DÉFIS -
1/ Répondez aux questions suivantes d'après l'entretien.
(a) Avec quelle activité du groupe Goldman a-t-il refusé de suivre les autres musiciens ?
(b) Dans quel secteur se sont tenues les premières dates destinées à « tester » ?
(c) Quelle période couvre l'ensemble des faits racontés ?
2/ Restituez à l'identique le passage de l'entretien qui va de « Rock & Folk : Quand » jusqu'à « été plutôt l'Arlésienne. ».

Rock & Folk : Quand as-tu quitté Taï Phong ?

Jean-Jacques Goldman : J'ai fait tous les disques. En fait, je suis parti sans partir quand ils ont décidé de tourner. Pour différentes raisons, je ne voulais pas partir en tournée avec eux. Alors, ils ont engagé d'autres musiciens pour le faire.

Rock & Folk : Pourquoi ne voulais-tu pas tourner ?

Jean-Jacques Goldman : Parce que c'était une musique qui m'intéressait énormément en studio, mais je pensais que cela ne m'apporterait rien de la jouer sur scène, et qu'à l'époque où ils se décidaient à le faire, il n'était plus le temps.

Rock & Folk : Mais les tournées de Taï Phong, ça a toujours été plutôt l'Arlésienne.

Jean-Jacques Goldman : Ça n'a jamais vraiment eu lieu, sinon d'un point de vue purement local, dans la banlieue sud, pour tester. Ensuite, le groupe a fait quelques dates par ci par là et je suis revenu pour enregistrer l'album. Tout cela couvre de 75 à 79. Puis j'ai eu l'impression de tourner en rond. Ce que nous faisions n'était plus à la mode. J'ai eu envie avant tout de faire autre chose.

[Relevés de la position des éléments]
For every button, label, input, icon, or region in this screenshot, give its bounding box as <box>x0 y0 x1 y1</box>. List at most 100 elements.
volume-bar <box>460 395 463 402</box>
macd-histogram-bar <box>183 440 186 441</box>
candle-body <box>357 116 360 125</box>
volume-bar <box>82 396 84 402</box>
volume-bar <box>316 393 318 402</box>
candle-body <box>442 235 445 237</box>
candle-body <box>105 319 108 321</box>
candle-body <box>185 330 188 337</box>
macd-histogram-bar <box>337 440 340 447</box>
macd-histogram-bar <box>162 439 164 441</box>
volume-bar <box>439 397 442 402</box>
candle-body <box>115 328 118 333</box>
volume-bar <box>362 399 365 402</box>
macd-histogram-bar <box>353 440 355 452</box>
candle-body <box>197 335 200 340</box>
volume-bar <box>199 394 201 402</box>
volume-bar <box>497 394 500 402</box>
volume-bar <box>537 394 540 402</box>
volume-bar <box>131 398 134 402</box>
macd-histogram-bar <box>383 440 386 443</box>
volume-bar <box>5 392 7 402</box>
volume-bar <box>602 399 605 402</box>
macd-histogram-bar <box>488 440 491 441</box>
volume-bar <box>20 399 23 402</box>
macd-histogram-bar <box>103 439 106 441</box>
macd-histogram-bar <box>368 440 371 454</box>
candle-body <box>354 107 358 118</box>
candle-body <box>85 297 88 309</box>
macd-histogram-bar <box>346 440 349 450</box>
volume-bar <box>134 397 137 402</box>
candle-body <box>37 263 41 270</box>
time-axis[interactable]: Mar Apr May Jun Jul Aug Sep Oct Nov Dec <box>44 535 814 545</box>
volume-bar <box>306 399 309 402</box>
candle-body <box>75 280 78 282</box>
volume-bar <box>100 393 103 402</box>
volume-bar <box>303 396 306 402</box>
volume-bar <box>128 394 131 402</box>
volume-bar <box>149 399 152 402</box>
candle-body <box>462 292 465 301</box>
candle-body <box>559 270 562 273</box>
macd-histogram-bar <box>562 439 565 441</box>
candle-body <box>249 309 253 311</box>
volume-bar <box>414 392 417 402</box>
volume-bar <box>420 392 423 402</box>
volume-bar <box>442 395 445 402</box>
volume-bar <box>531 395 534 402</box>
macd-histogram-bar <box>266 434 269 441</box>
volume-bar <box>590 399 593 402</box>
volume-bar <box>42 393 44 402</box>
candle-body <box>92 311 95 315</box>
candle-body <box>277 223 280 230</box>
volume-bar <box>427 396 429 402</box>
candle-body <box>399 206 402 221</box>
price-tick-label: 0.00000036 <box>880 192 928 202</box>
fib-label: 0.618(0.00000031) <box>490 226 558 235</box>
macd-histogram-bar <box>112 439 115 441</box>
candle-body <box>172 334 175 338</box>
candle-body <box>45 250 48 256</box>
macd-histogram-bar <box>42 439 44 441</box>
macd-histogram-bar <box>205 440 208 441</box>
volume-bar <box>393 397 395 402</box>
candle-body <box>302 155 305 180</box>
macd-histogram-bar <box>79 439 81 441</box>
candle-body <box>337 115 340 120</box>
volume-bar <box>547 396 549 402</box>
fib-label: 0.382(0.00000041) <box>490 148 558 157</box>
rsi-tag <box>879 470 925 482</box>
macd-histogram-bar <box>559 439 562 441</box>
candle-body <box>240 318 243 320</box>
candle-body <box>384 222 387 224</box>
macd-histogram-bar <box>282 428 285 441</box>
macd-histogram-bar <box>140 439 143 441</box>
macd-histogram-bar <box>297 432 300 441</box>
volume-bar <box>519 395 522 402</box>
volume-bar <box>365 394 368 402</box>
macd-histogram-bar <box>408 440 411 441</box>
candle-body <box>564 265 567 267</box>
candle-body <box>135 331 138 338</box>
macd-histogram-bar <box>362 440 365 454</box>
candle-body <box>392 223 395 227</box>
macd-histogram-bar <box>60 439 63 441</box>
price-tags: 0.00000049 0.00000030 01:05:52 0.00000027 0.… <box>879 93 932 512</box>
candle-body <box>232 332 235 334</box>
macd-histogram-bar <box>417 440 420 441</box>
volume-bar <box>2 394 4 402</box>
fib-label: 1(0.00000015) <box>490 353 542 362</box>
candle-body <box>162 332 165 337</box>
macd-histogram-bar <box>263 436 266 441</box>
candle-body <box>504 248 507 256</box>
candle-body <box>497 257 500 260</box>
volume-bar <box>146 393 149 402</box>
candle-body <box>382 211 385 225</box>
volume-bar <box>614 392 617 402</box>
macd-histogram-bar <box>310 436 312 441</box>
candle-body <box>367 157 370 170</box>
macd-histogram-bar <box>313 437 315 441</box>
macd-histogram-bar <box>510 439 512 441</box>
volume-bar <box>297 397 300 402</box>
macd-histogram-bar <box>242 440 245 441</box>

RÉPONSES PAR EXERCICE -
1/
(a) La tournée : il ne voulait pas partir en tournée avec eux.
(b) Dans la banlieue sud.
(c) De 75 à 79.

2/
Rock & Folk : Quand as-tu quitté Taï Phong ?

Jean-Jacques Goldman : J'ai fait tous les disques. En fait, je suis parti sans partir quand ils ont décidé de tourner. Pour différentes raisons, je ne voulais pas partir en tournée avec eux. Alors, ils ont engagé d'autres musiciens pour le faire.

Rock & Folk : Pourquoi ne voulais-tu pas tourner ?

Jean-Jacques Goldman : Parce que c'était une musique qui m'intéressait énormément en studio, mais je pensais que cela ne m'apporterait rien de la jouer sur scène, et qu'à l'époque où ils se décidaient à le faire, il n'était plus le temps.

Rock & Folk : Mais les tournées de Taï Phong, ça a toujours été plutôt l'Arlésienne.